GIVEN REQUEST
Return the data exactly, with all pictures removed.

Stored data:
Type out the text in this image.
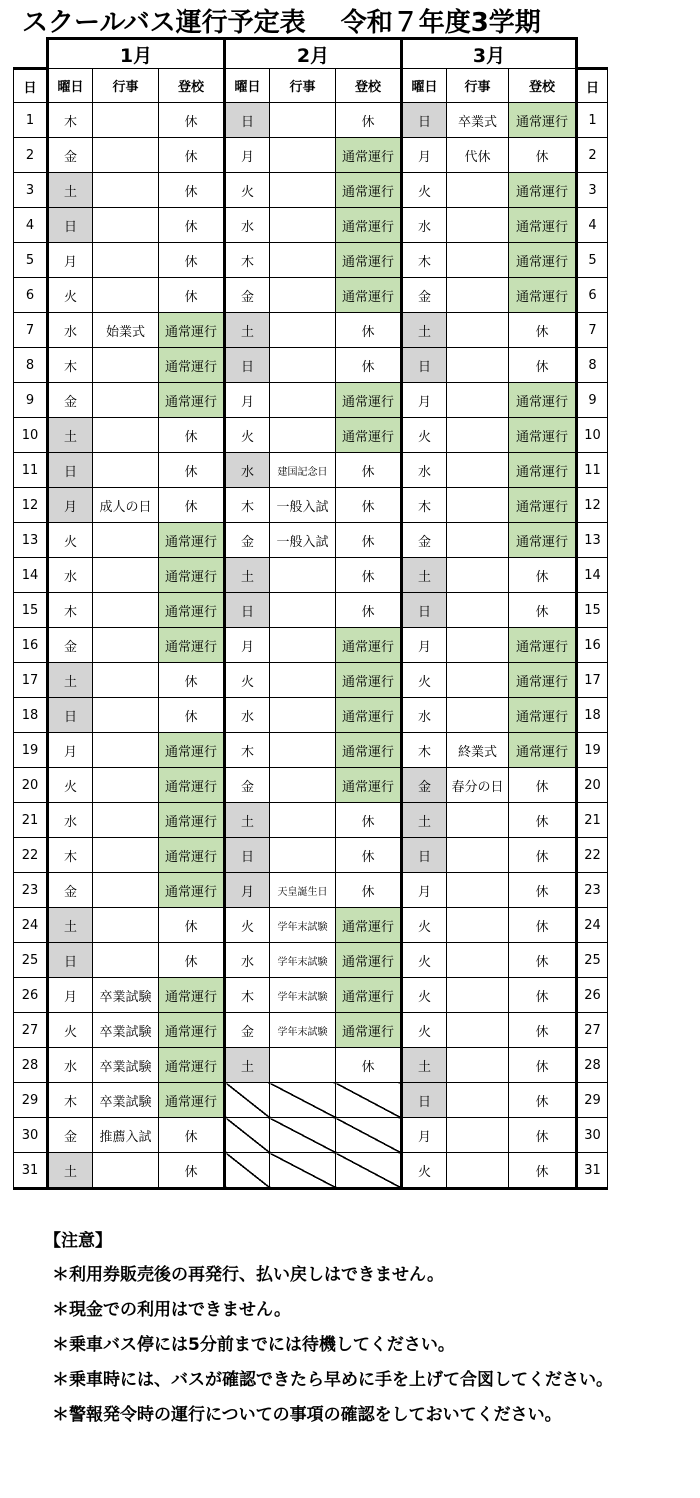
スクールバス運行予定表　 令和７年度3学期
	1月			2月			3月			
日	曜日	行事	登校	曜日	行事	登校	曜日	行事	登校	日
1	木		休	日		休	日	卒業式	通常運行	1
2	金		休	月		通常運行	月	代休	休	2
3	土		休	火		通常運行	火		通常運行	3
4	日		休	水		通常運行	水		通常運行	4
5	月		休	木		通常運行	木		通常運行	5
6	火		休	金		通常運行	金		通常運行	6
7	水	始業式	通常運行	土		休	土		休	7
8	木		通常運行	日		休	日		休	8
9	金		通常運行	月		通常運行	月		通常運行	9
10	土		休	火		通常運行	火		通常運行	10
11	日		休	水	建国記念日	休	水		通常運行	11
12	月	成人の日	休	木	一般入試	休	木		通常運行	12
13	火		通常運行	金	一般入試	休	金		通常運行	13
14	水		通常運行	土		休	土		休	14
15	木		通常運行	日		休	日		休	15
16	金		通常運行	月		通常運行	月		通常運行	16
17	土		休	火		通常運行	火		通常運行	17
18	日		休	水		通常運行	水		通常運行	18
19	月		通常運行	木		通常運行	木	終業式	通常運行	19
20	火		通常運行	金		通常運行	金	春分の日	休	20
21	水		通常運行	土		休	土		休	21
22	木		通常運行	日		休	日		休	22
23	金		通常運行	月	天皇誕生日	休	月		休	23
24	土		休	火	学年末試験	通常運行	火		休	24
25	日		休	水	学年末試験	通常運行	火		休	25
26	月	卒業試験	通常運行	木	学年末試験	通常運行	火		休	26
27	火	卒業試験	通常運行	金	学年末試験	通常運行	火		休	27
28	水	卒業試験	通常運行	土		休	土		休	28
29	木	卒業試験	通常運行				日		休	29
30	金	推薦入試	休				月		休	30
31	土		休				火		休	31
【注意】
＊利用券販売後の再発行、払い戻しはできません。
＊現金での利用はできません。
＊乗車バス停には5分前までには待機してください。
＊乗車時には、バスが確認できたら早めに手を上げて合図してください。
＊警報発令時の運行についての事項の確認をしておいてください。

WRITTEN REPLY
Type out the text in this image.
スクールバス運行予定表　 令和７年度3学期
	1月			2月			3月			
日	曜日	行事	登校	曜日	行事	登校	曜日	行事	登校	日
1	木		休	日		休	日	卒業式	通常運行	1
2	金		休	月		通常運行	月	代休	休	2
3	土		休	火		通常運行	火		通常運行	3
4	日		休	水		通常運行	水		通常運行	4
5	月		休	木		通常運行	木		通常運行	5
6	火		休	金		通常運行	金		通常運行	6
7	水	始業式	通常運行	土		休	土		休	7
8	木		通常運行	日		休	日		休	8
9	金		通常運行	月		通常運行	月		通常運行	9
10	土		休	火		通常運行	火		通常運行	10
11	日		休	水	建国記念日	休	水		通常運行	11
12	月	成人の日	休	木	一般入試	休	木		通常運行	12
13	火		通常運行	金	一般入試	休	金		通常運行	13
14	水		通常運行	土		休	土		休	14
15	木		通常運行	日		休	日		休	15
16	金		通常運行	月		通常運行	月		通常運行	16
17	土		休	火		通常運行	火		通常運行	17
18	日		休	水		通常運行	水		通常運行	18
19	月		通常運行	木		通常運行	木	終業式	通常運行	19
20	火		通常運行	金		通常運行	金	春分の日	休	20
21	水		通常運行	土		休	土		休	21
22	木		通常運行	日		休	日		休	22
23	金		通常運行	月	天皇誕生日	休	月		休	23
24	土		休	火	学年末試験	通常運行	火		休	24
25	日		休	水	学年末試験	通常運行	火		休	25
26	月	卒業試験	通常運行	木	学年末試験	通常運行	火		休	26
27	火	卒業試験	通常運行	金	学年末試験	通常運行	火		休	27
28	水	卒業試験	通常運行	土		休	土		休	28
29	木	卒業試験	通常運行				日		休	29
30	金	推薦入試	休				月		休	30
31	土		休				火		休	31
【注意】
＊利用券販売後の再発行、払い戻しはできません。
＊現金での利用はできません。
＊乗車バス停には5分前までには待機してください。
＊乗車時には、バスが確認できたら早めに手を上げて合図してください。
＊警報発令時の運行についての事項の確認をしておいてください。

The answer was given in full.